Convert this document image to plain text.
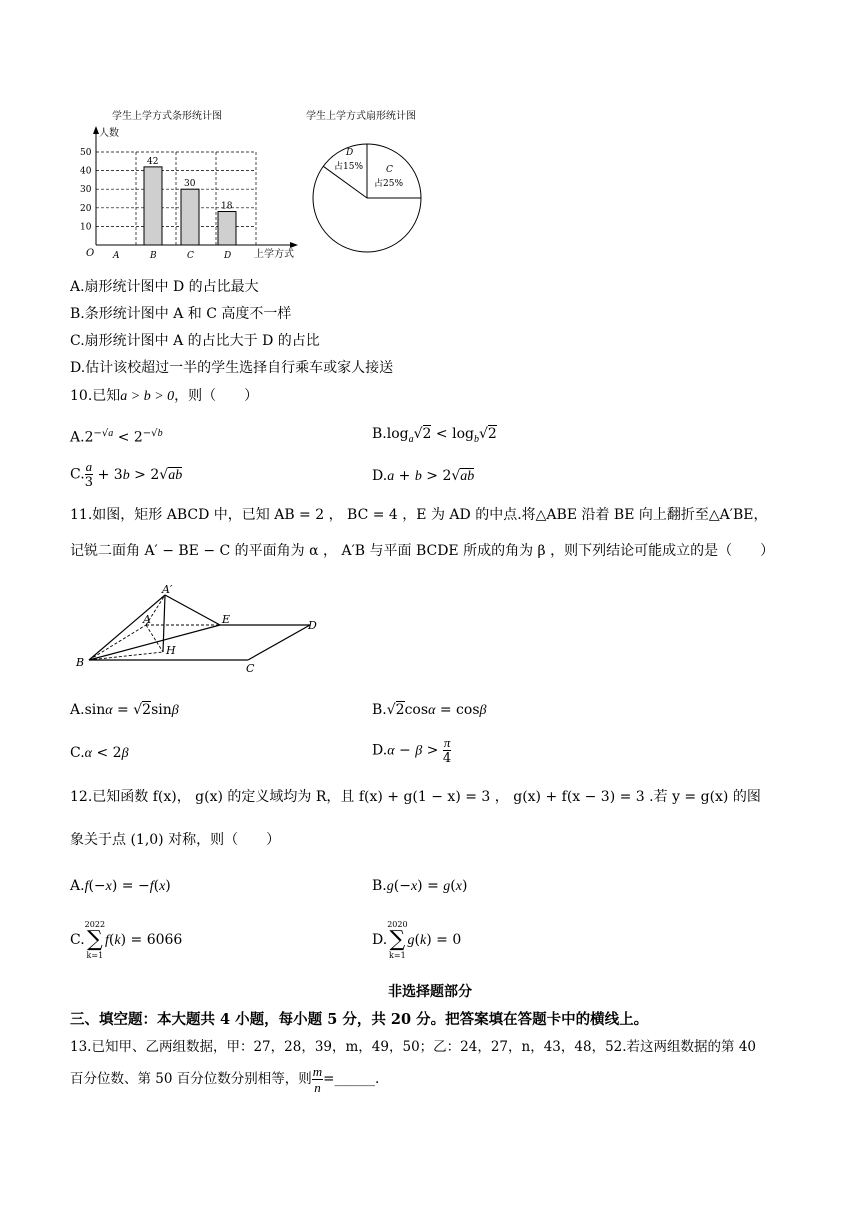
学生上学方式条形统计图
人数
上学方式
O
10
20
30
40
50
A	B	C	D
42
30
18
学生上学方式扇形统计图
D
占15%	C
占25%
A.扇形统计图中 D 的占比最大
B.条形统计图中 A 和 C 高度不一样
C.扇形统计图中 A 的占比大于 D 的占比
D.估计该校超过一半的学生选择自行乘车或家人接送
10.已知a > b > 0，则（　　）
$A.2^{-√a} < 2^{-√b}$	$B.\log_a√2 < \log_b√2$
C. $\frac{a}{3} + 3b > 2√ab$	D.a + b > 2√ab
11.如图，矩形 ABCD 中，已知 AB = 2 ， BC = 4 ，E 为 AD 的中点.将△ABE 沿着 BE 向上翻折至△A′BE，
记锐二面角 A′ − BE − C 的平面角为 α ， A′B 与平面 BCDE 所成的角为 β ，则下列结论可能成立的是（　　）
A′
A	E	D
B
H
C
A.sinα = √2sinβ	B.√2cosα = cosβ
C.α < 2β	$D.\alpha - \beta > \frac{\pi}{4}$
12.已知函数 f(x)， g(x) 的定义域均为 R，且 f(x) + g(1 − x) = 3 ， g(x) + f(x − 3) = 3 .若 y = g(x) 的图
象关于点 (1,0) 对称，则（　　）
A.f(−x) = −f(x)	B.g(−x) = g(x)
C.
2022
∑
k=1
f(k) = 6066	D.
2020
∑
k=1
g(k) = 0
非选择题部分
三、填空题：本大题共 4 小题，每小题 5 分，共 20 分。把答案填在答题卡中的横线上。
13.已知甲、乙两组数据，甲：27，28，39，m，49，50；乙：24，27，n，43，48，52.若这两组数据的第 40
百分位数、第 50 百分位数分别相等，则 $\frac{m}{n}$ =______.
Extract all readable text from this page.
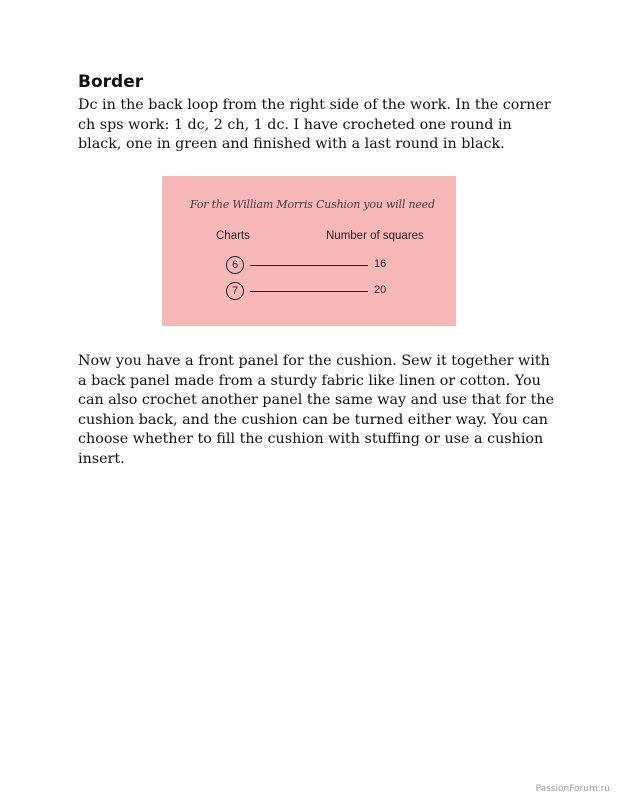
Border

Dc in the back loop from the right side of the work. In the corner ch sps work: 1 dc, 2 ch, 1 dc. I have crocheted one round in black, one in green and finished with a last round in black.

For the William Morris Cushion you will need

Charts	Number of squares
6	16
7	20

Now you have a front panel for the cushion. Sew it together with a back panel made from a sturdy fabric like linen or cotton. You can also crochet another panel the same way and use that for the cushion back, and the cushion can be turned either way. You can choose whether to fill the cushion with stuffing or use a cushion insert.

PassionForum.ru
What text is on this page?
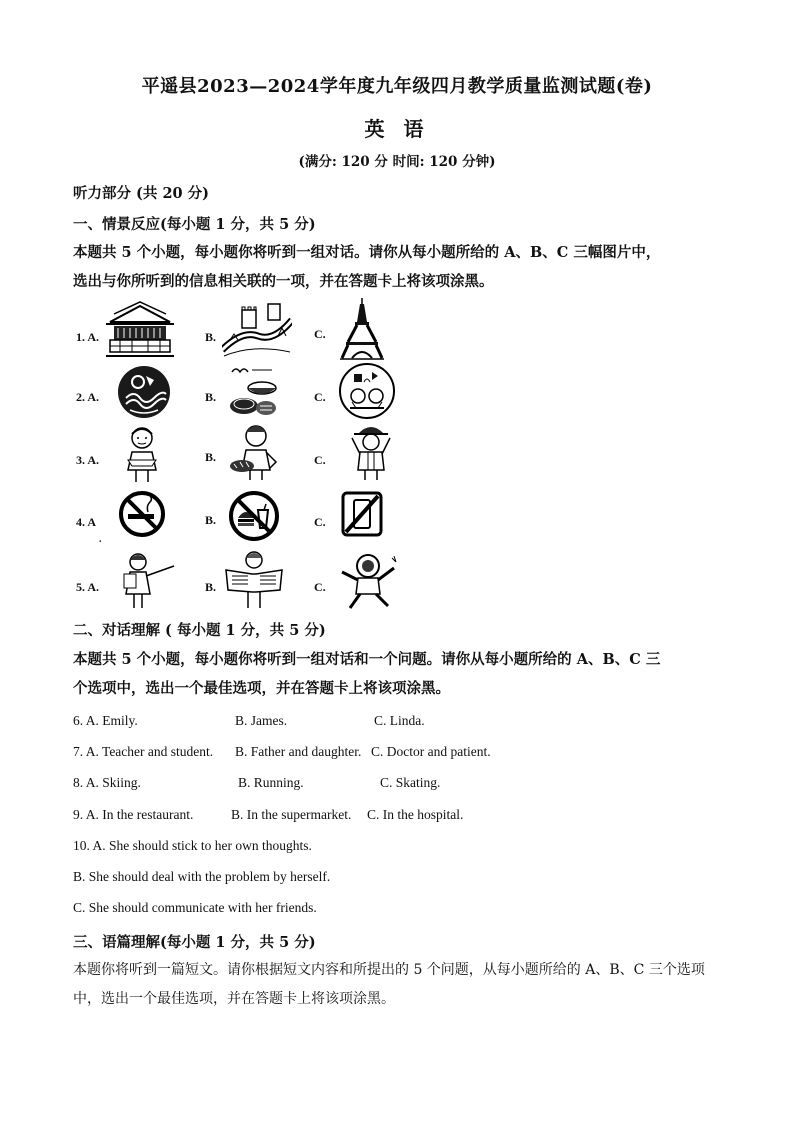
平遥县2023—2024学年度九年级四月教学质量监测试题(卷)
英 语
(满分: 120 分 时间: 120 分钟)
听力部分 (共 20 分)
一、情景反应(每小题 1 分，共 5 分)
本题共 5 个小题，每小题你将听到一组对话。请你从每小题所给的 A、B、C 三幅图片中，
选出与你所听到的信息相关联的一项，并在答题卡上将该项涂黑。
1. A.	B.	C.
2. A.	B.	C.
3. A.	B.	C.
4. A	B.	C.
.
5. A.	B.	C.
二、对话理解 ( 每小题 1 分，共 5 分)
本题共 5 个小题，每小题你将听到一组对话和一个问题。请你从每小题所给的 A、B、C 三
个选项中，选出一个最佳选项，并在答题卡上将该项涂黑。
6. A. Emily.	B. James.	C. Linda.
7. A. Teacher and student. B. Father and daughter. C. Doctor and patient.
8. A. Skiing.	B. Running.	C. Skating.
9. A. In the restaurant.	B. In the supermarket. C. In the hospital.
10. A. She should stick to her own thoughts.
B. She should deal with the problem by herself.
C. She should communicate with her friends.
三、语篇理解(每小题 1 分，共 5 分)
本题你将听到一篇短文。请你根据短文内容和所提出的 5 个问题，从每小题所给的 A、B、C 三个选项
中，选出一个最佳选项，并在答题卡上将该项涂黑。
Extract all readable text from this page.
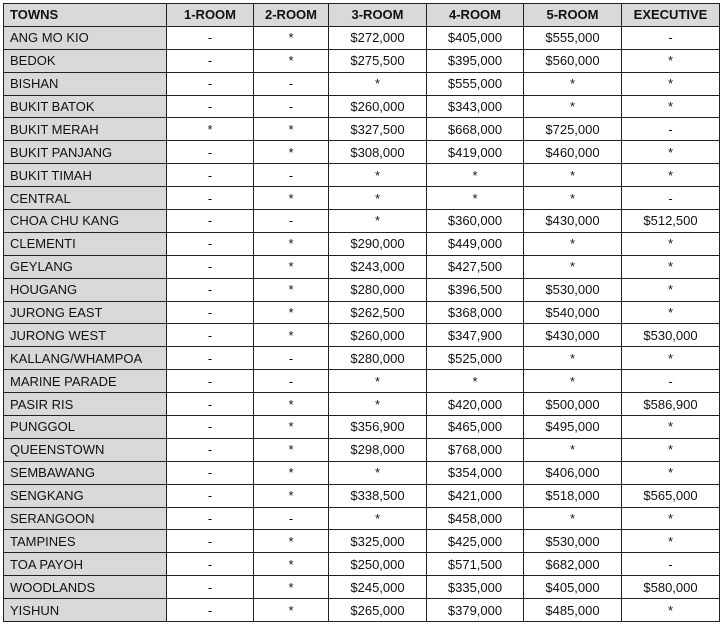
TOWNS	1-ROOM	2-ROOM	3-ROOM	4-ROOM	5-ROOM	EXECUTIVE
ANG MO KIO	-	*	$272,000	$405,000	$555,000	-
BEDOK	-	*	$275,500	$395,000	$560,000	*
BISHAN	-	-	*	$555,000	*	*
BUKIT BATOK	-	-	$260,000	$343,000	*	*
BUKIT MERAH	*	*	$327,500	$668,000	$725,000	-
BUKIT PANJANG	-	*	$308,000	$419,000	$460,000	*
BUKIT TIMAH	-	-	*	*	*	*
CENTRAL	-	*	*	*	*	-
CHOA CHU KANG	-	-	*	$360,000	$430,000	$512,500
CLEMENTI	-	*	$290,000	$449,000	*	*
GEYLANG	-	*	$243,000	$427,500	*	*
HOUGANG	-	*	$280,000	$396,500	$530,000	*
JURONG EAST	-	*	$262,500	$368,000	$540,000	*
JURONG WEST	-	*	$260,000	$347,900	$430,000	$530,000
KALLANG/WHAMPOA	-	-	$280,000	$525,000	*	*
MARINE PARADE	-	-	*	*	*	-
PASIR RIS	-	*	*	$420,000	$500,000	$586,900
PUNGGOL	-	*	$356,900	$465,000	$495,000	*
QUEENSTOWN	-	*	$298,000	$768,000	*	*
SEMBAWANG	-	*	*	$354,000	$406,000	*
SENGKANG	-	*	$338,500	$421,000	$518,000	$565,000
SERANGOON	-	-	*	$458,000	*	*
TAMPINES	-	*	$325,000	$425,000	$530,000	*
TOA PAYOH	-	*	$250,000	$571,500	$682,000	-
WOODLANDS	-	*	$245,000	$335,000	$405,000	$580,000
YISHUN	-	*	$265,000	$379,000	$485,000	*
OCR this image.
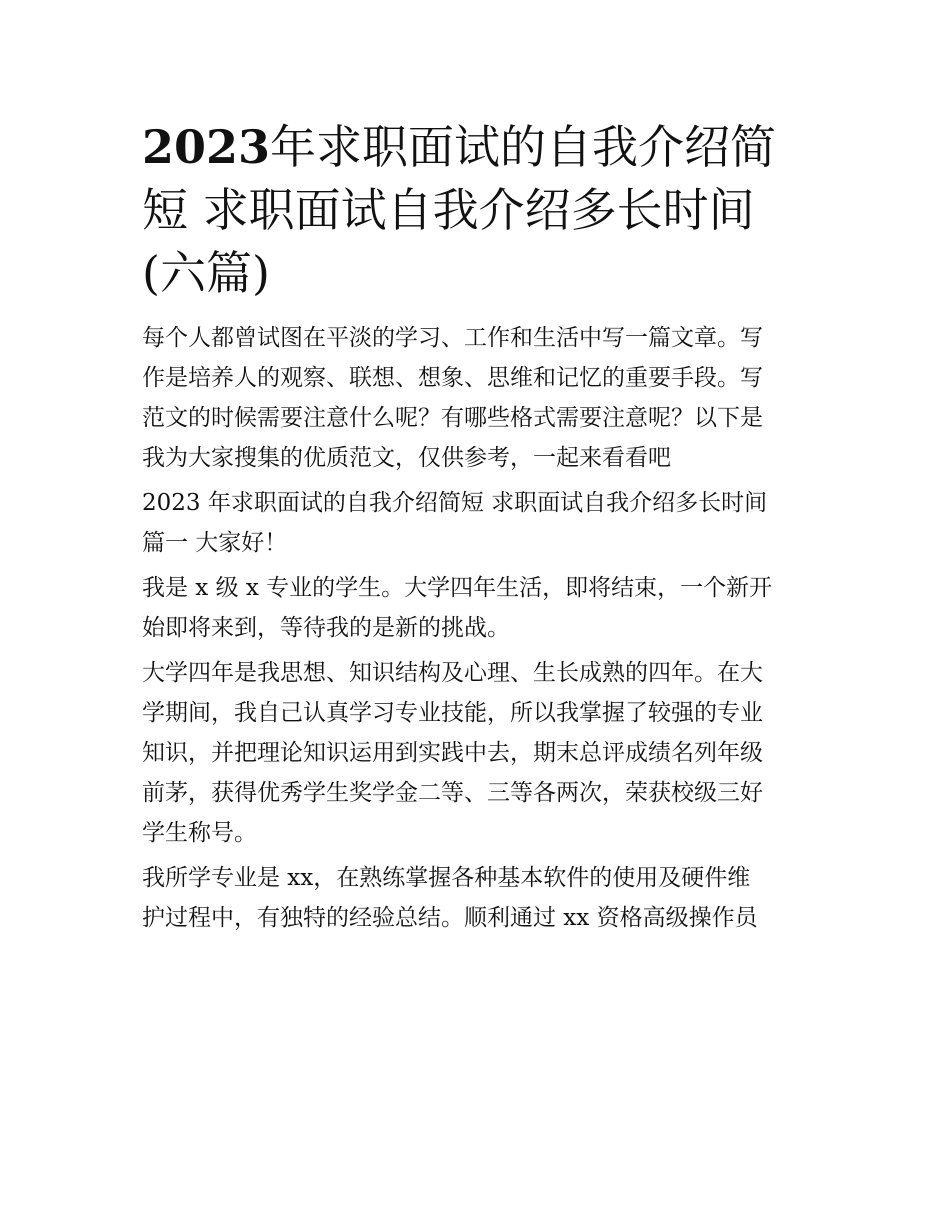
2023年求职面试的自我介绍简
短 求职面试自我介绍多长时间
(六篇)

每个人都曾试图在平淡的学习、工作和生活中写一篇文章。写
作是培养人的观察、联想、想象、思维和记忆的重要手段。写
范文的时候需要注意什么呢？有哪些格式需要注意呢？以下是
我为大家搜集的优质范文，仅供参考，一起来看看吧

2023 年求职面试的自我介绍简短 求职面试自我介绍多长时间
篇一 大家好！

我是 x 级 x 专业的学生。大学四年生活，即将结束，一个新开
始即将来到，等待我的是新的挑战。

大学四年是我思想、知识结构及心理、生长成熟的四年。在大
学期间，我自己认真学习专业技能，所以我掌握了较强的专业
知识，并把理论知识运用到实践中去，期末总评成绩名列年级
前茅，获得优秀学生奖学金二等、三等各两次，荣获校级三好
学生称号。

我所学专业是 xx，在熟练掌握各种基本软件的使用及硬件维
护过程中，有独特的经验总结。顺利通过 xx 资格高级操作员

| Challenge |
Lines containing the word "back" must all be returned from the material above.

| Result for this exercise |
Dc in the back loop from the right side of the work. In the corner ch sps work: 1 dc, 2 ch, 1 dc. I have crocheted one round in black, one in green and finished with a last round in black.
Now you have a front panel for the cushion. Sew it together with a back panel made from a sturdy fabric like linen or cotton. You can also crochet another panel the same way and use that for the cushion back, and the cushion can be turned either way. You can choose whether to fill the cushion with stuffing or use a cushion insert.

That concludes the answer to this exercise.